To be done: Your task is to give the data again, exactly, with every line intact.

Provided data:

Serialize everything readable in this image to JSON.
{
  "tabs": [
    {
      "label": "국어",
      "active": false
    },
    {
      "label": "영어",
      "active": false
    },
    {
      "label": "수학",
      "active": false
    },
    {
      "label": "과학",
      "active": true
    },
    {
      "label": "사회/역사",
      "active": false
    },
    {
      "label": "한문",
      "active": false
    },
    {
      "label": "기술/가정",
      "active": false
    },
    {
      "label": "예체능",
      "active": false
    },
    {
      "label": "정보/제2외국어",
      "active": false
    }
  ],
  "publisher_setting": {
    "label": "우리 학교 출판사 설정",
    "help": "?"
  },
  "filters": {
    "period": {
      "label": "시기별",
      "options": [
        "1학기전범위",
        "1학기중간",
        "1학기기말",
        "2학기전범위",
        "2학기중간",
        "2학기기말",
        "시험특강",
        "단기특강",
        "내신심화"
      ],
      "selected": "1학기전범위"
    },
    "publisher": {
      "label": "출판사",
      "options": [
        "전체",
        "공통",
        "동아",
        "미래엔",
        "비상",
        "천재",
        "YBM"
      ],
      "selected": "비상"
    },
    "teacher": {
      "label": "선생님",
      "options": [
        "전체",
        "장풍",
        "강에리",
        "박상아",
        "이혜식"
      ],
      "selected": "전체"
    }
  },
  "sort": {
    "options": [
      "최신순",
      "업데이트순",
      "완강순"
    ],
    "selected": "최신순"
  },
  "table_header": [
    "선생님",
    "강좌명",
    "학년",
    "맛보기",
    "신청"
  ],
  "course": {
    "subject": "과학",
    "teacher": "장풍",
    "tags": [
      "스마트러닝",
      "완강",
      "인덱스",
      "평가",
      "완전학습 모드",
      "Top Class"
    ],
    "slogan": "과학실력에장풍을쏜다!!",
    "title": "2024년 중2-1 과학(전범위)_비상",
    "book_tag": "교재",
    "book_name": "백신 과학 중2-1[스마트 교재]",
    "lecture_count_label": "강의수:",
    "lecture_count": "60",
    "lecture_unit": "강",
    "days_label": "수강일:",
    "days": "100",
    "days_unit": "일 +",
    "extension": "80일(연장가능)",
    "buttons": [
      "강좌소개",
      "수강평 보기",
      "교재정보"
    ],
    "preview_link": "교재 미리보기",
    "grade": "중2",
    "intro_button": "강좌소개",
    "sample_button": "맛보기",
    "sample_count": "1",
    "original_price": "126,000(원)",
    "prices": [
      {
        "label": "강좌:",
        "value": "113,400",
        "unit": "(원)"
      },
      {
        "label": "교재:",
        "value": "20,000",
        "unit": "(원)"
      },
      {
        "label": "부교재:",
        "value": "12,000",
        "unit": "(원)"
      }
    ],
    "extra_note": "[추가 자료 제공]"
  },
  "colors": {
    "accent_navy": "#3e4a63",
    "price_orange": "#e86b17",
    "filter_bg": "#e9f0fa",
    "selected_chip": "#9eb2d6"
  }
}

Solution:
Serialize everything readable in this image to JSON.
{
  "tabs": [
    {
      "label": "국어",
      "active": false
    },
    {
      "label": "영어",
      "active": false
    },
    {
      "label": "수학",
      "active": false
    },
    {
      "label": "과학",
      "active": true
    },
    {
      "label": "사회/역사",
      "active": false
    },
    {
      "label": "한문",
      "active": false
    },
    {
      "label": "기술/가정",
      "active": false
    },
    {
      "label": "예체능",
      "active": false
    },
    {
      "label": "정보/제2외국어",
      "active": false
    }
  ],
  "publisher_setting": {
    "label": "우리 학교 출판사 설정",
    "help": "?"
  },
  "filters": {
    "period": {
      "label": "시기별",
      "options": [
        "1학기전범위",
        "1학기중간",
        "1학기기말",
        "2학기전범위",
        "2학기중간",
        "2학기기말",
        "시험특강",
        "단기특강",
        "내신심화"
      ],
      "selected": "1학기전범위"
    },
    "publisher": {
      "label": "출판사",
      "options": [
        "전체",
        "공통",
        "동아",
        "미래엔",
        "비상",
        "천재",
        "YBM"
      ],
      "selected": "비상"
    },
    "teacher": {
      "label": "선생님",
      "options": [
        "전체",
        "장풍",
        "강에리",
        "박상아",
        "이혜식"
      ],
      "selected": "전체"
    }
  },
  "sort": {
    "options": [
      "최신순",
      "업데이트순",
      "완강순"
    ],
    "selected": "최신순"
  },
  "table_header": [
    "선생님",
    "강좌명",
    "학년",
    "맛보기",
    "신청"
  ],
  "course": {
    "subject": "과학",
    "teacher": "장풍",
    "tags": [
      "스마트러닝",
      "완강",
      "인덱스",
      "평가",
      "완전학습 모드",
      "Top Class"
    ],
    "slogan": "과학실력에장풍을쏜다!!",
    "title": "2024년 중2-1 과학(전범위)_비상",
    "book_tag": "교재",
    "book_name": "백신 과학 중2-1[스마트 교재]",
    "lecture_count_label": "강의수:",
    "lecture_count": "60",
    "lecture_unit": "강",
    "days_label": "수강일:",
    "days": "100",
    "days_unit": "일 +",
    "extension": "80일(연장가능)",
    "buttons": [
      "강좌소개",
      "수강평 보기",
      "교재정보"
    ],
    "preview_link": "교재 미리보기",
    "grade": "중2",
    "intro_button": "강좌소개",
    "sample_button": "맛보기",
    "sample_count": "1",
    "original_price": "126,000(원)",
    "prices": [
      {
        "label": "강좌:",
        "value": "113,400",
        "unit": "(원)"
      },
      {
        "label": "교재:",
        "value": "20,000",
        "unit": "(원)"
      },
      {
        "label": "부교재:",
        "value": "12,000",
        "unit": "(원)"
      }
    ],
    "extra_note": "[추가 자료 제공]"
  },
  "colors": {
    "accent_navy": "#3e4a63",
    "price_orange": "#e86b17",
    "filter_bg": "#e9f0fa",
    "selected_chip": "#9eb2d6"
  }
}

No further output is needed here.